◆ TASK DETAILS
Filter the entries, keeping every line with the word "zvláštní".

◆ SUPPLIED ENTRIES
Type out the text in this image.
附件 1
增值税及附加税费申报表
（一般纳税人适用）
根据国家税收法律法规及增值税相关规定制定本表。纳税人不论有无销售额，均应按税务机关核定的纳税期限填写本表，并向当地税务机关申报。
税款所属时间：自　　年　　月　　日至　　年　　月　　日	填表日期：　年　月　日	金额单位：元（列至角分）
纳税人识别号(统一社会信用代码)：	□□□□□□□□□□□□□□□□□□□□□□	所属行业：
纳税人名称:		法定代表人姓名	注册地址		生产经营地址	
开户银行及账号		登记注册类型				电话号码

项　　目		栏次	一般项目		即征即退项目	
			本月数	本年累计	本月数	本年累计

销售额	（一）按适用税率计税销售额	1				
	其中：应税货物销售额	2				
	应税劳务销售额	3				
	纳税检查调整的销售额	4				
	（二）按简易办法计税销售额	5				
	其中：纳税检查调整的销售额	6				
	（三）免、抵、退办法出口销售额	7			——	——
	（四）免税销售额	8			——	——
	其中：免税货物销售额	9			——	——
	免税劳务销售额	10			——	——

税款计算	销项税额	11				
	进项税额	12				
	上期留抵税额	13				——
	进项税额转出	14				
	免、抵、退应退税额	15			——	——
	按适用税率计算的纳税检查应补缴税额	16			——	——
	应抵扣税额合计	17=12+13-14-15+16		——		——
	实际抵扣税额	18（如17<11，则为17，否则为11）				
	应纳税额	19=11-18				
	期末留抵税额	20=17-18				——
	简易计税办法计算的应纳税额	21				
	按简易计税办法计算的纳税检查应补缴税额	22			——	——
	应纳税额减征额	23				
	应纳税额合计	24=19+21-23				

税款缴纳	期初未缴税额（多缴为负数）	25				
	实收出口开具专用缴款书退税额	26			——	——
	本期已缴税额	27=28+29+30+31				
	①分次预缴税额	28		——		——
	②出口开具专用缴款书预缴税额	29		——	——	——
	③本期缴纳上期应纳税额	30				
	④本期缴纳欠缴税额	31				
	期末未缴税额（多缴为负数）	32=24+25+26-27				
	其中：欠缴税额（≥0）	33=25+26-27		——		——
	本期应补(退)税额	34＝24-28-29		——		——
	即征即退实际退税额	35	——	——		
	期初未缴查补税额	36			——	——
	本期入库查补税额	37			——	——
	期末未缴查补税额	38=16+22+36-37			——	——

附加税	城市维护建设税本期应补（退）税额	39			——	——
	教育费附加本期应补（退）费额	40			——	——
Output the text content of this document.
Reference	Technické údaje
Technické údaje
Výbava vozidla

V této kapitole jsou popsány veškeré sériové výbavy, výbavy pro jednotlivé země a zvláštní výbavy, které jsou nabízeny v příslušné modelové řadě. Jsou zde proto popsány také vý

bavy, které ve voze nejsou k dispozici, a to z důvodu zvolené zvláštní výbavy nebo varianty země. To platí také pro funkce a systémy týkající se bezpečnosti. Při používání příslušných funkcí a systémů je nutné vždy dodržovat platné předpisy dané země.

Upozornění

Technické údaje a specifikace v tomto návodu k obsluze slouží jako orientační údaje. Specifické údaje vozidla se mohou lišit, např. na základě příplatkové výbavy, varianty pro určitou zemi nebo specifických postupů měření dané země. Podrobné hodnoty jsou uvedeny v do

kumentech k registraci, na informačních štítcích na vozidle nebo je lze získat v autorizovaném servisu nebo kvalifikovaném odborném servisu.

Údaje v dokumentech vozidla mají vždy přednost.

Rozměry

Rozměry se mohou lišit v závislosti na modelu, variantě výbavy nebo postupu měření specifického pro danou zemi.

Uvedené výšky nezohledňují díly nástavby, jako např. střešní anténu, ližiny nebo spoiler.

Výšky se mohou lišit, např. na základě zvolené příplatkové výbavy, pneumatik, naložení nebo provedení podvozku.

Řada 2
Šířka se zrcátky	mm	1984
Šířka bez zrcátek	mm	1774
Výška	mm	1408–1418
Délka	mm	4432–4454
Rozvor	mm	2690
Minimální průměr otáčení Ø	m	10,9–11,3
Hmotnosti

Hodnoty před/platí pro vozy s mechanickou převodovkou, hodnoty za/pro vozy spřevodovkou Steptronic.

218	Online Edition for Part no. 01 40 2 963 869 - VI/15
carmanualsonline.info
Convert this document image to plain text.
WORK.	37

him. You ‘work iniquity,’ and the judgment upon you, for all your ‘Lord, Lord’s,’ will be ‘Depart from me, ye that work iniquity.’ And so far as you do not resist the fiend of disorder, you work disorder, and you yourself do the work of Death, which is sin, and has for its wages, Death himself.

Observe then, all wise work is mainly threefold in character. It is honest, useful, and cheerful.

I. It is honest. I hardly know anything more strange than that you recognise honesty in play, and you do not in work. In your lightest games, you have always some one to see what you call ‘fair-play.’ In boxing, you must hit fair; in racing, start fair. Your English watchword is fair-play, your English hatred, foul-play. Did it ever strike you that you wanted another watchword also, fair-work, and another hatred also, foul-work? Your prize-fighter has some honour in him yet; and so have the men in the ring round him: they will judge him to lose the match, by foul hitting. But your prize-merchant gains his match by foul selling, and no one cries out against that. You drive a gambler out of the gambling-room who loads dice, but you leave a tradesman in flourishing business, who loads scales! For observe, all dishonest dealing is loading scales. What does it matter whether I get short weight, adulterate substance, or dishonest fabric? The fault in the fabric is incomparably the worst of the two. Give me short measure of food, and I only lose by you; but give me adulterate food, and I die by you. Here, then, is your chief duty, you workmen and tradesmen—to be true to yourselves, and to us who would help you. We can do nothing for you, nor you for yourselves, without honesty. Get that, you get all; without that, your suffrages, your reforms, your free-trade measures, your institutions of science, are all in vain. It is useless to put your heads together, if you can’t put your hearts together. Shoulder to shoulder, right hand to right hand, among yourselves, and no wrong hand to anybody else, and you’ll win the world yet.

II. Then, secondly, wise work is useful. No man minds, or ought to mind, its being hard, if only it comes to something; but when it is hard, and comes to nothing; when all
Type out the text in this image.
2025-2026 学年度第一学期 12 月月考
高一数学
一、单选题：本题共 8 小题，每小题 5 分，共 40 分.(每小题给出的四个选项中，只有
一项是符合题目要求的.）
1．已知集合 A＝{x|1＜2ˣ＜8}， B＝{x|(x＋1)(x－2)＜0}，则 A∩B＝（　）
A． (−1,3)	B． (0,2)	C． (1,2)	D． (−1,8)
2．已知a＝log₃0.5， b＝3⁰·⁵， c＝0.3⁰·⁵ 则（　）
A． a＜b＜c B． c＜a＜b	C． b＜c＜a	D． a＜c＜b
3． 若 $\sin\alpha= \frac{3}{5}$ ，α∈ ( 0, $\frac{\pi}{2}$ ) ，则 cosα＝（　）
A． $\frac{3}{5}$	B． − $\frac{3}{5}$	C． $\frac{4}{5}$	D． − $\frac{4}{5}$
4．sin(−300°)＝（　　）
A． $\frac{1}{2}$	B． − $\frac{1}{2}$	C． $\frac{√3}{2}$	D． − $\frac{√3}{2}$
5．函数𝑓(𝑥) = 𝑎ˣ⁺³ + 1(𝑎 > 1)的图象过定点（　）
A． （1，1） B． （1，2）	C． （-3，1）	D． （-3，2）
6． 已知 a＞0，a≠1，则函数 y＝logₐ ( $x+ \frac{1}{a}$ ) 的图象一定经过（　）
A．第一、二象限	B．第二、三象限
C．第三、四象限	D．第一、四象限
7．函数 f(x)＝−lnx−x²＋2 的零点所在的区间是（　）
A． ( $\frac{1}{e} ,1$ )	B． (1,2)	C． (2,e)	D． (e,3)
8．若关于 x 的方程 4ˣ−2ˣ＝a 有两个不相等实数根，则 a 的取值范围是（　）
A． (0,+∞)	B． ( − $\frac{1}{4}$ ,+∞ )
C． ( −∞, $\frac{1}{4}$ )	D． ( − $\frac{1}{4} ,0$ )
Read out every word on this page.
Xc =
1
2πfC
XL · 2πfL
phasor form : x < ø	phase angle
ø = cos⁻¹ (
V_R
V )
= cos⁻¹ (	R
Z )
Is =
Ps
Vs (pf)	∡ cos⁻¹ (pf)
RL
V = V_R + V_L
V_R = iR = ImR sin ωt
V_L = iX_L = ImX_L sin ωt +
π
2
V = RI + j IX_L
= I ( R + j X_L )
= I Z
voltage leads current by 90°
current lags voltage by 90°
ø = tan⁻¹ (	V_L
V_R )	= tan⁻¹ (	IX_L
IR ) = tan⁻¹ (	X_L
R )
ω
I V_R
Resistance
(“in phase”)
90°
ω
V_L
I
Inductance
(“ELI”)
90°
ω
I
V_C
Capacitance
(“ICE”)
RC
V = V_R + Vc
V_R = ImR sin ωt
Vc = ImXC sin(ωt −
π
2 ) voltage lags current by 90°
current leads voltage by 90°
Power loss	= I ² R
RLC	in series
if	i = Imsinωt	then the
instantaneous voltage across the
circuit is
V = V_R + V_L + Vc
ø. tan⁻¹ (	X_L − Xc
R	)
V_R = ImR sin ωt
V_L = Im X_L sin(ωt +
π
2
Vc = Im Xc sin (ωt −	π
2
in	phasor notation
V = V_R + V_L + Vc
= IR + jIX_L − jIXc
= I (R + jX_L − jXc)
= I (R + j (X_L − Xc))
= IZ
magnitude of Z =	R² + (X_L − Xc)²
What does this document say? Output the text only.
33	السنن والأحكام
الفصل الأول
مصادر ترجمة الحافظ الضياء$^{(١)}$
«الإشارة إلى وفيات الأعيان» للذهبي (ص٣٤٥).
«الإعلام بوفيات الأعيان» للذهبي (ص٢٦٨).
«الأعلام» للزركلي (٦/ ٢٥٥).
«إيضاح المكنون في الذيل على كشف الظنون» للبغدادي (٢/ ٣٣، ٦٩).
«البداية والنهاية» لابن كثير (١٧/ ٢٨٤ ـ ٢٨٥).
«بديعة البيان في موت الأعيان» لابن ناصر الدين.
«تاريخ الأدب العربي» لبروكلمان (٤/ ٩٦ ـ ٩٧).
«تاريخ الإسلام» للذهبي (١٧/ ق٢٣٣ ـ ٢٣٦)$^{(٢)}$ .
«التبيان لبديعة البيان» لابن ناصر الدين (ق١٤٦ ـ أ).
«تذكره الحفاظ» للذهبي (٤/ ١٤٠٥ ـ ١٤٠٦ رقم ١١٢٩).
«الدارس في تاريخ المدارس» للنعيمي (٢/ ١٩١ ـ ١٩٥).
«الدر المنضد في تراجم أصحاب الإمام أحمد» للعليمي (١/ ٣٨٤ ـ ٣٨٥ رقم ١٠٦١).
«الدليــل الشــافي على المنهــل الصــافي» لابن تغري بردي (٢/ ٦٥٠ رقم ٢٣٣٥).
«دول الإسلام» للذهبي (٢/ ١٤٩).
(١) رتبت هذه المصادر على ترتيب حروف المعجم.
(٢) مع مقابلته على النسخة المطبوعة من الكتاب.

◆ COMPLETED EXERCISE
V této kapitole jsou popsány veškeré sériové výbavy, výbavy pro jednotlivé země a zvláštní výbavy, které jsou nabízeny v příslušné modelové řadě. Jsou zde proto popsány také vý
bavy, které ve voze nejsou k dispozici, a to z důvodu zvolené zvláštní výbavy nebo varianty země. To platí také pro funkce a systémy týkající se bezpečnosti. Při používání příslušných funkcí a systémů je nutné vždy dodržovat platné předpisy dané země.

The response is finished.